# The problem
Exactly reproduce each line of the listing that follows.

# Raw records
═══
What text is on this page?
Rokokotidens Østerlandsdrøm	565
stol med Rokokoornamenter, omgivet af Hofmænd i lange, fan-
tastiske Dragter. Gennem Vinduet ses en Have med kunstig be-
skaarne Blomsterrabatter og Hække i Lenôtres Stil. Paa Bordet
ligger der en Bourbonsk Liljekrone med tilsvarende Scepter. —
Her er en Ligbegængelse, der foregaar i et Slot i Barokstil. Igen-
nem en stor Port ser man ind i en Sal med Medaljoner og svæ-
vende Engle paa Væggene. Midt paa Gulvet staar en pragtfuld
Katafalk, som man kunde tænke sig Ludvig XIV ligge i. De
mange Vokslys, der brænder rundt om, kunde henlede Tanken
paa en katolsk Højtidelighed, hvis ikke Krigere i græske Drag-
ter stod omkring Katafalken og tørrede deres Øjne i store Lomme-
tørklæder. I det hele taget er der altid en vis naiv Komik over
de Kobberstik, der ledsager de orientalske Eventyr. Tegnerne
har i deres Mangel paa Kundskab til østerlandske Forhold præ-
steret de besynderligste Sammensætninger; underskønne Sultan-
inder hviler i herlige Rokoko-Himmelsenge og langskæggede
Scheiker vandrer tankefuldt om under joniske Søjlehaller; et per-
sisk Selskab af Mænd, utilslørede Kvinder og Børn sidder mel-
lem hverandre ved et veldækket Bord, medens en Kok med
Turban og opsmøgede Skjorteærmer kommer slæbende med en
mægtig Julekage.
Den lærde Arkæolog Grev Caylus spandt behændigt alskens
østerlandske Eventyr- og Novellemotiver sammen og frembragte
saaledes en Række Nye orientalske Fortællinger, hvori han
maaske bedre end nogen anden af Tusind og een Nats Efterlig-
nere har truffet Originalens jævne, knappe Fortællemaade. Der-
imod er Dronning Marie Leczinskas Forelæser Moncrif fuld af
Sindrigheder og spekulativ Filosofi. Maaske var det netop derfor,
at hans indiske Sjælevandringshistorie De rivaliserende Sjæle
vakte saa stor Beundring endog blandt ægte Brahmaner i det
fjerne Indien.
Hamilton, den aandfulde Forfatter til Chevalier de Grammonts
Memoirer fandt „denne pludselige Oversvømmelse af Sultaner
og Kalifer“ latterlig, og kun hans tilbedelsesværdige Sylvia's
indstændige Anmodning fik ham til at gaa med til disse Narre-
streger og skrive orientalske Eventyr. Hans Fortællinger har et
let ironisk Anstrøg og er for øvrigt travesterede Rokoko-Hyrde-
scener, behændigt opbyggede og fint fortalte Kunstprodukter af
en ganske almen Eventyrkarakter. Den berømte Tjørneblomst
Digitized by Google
═══
# Written solution
What text is on this page?
Rokokotidens Østerlandsdrøm	565
stol med Rokokoornamenter, omgivet af Hofmænd i lange, fan-
tastiske Dragter. Gennem Vinduet ses en Have med kunstig be-
skaarne Blomsterrabatter og Hække i Lenôtres Stil. Paa Bordet
ligger der en Bourbonsk Liljekrone med tilsvarende Scepter. —
Her er en Ligbegængelse, der foregaar i et Slot i Barokstil. Igen-
nem en stor Port ser man ind i en Sal med Medaljoner og svæ-
vende Engle paa Væggene. Midt paa Gulvet staar en pragtfuld
Katafalk, som man kunde tænke sig Ludvig XIV ligge i. De
mange Vokslys, der brænder rundt om, kunde henlede Tanken
paa en katolsk Højtidelighed, hvis ikke Krigere i græske Drag-
ter stod omkring Katafalken og tørrede deres Øjne i store Lomme-
tørklæder. I det hele taget er der altid en vis naiv Komik over
de Kobberstik, der ledsager de orientalske Eventyr. Tegnerne
har i deres Mangel paa Kundskab til østerlandske Forhold præ-
steret de besynderligste Sammensætninger; underskønne Sultan-
inder hviler i herlige Rokoko-Himmelsenge og langskæggede
Scheiker vandrer tankefuldt om under joniske Søjlehaller; et per-
sisk Selskab af Mænd, utilslørede Kvinder og Børn sidder mel-
lem hverandre ved et veldækket Bord, medens en Kok med
Turban og opsmøgede Skjorteærmer kommer slæbende med en
mægtig Julekage.
Den lærde Arkæolog Grev Caylus spandt behændigt alskens
østerlandske Eventyr- og Novellemotiver sammen og frembragte
saaledes en Række Nye orientalske Fortællinger, hvori han
maaske bedre end nogen anden af Tusind og een Nats Efterlig-
nere har truffet Originalens jævne, knappe Fortællemaade. Der-
imod er Dronning Marie Leczinskas Forelæser Moncrif fuld af
Sindrigheder og spekulativ Filosofi. Maaske var det netop derfor,
at hans indiske Sjælevandringshistorie De rivaliserende Sjæle
vakte saa stor Beundring endog blandt ægte Brahmaner i det
fjerne Indien.
Hamilton, den aandfulde Forfatter til Chevalier de Grammonts
Memoirer fandt „denne pludselige Oversvømmelse af Sultaner
og Kalifer“ latterlig, og kun hans tilbedelsesværdige Sylvia's
indstændige Anmodning fik ham til at gaa med til disse Narre-
streger og skrive orientalske Eventyr. Hans Fortællinger har et
let ironisk Anstrøg og er for øvrigt travesterede Rokoko-Hyrde-
scener, behændigt opbyggede og fint fortalte Kunstprodukter af
en ganske almen Eventyrkarakter. Den berømte Tjørneblomst
Digitized by Google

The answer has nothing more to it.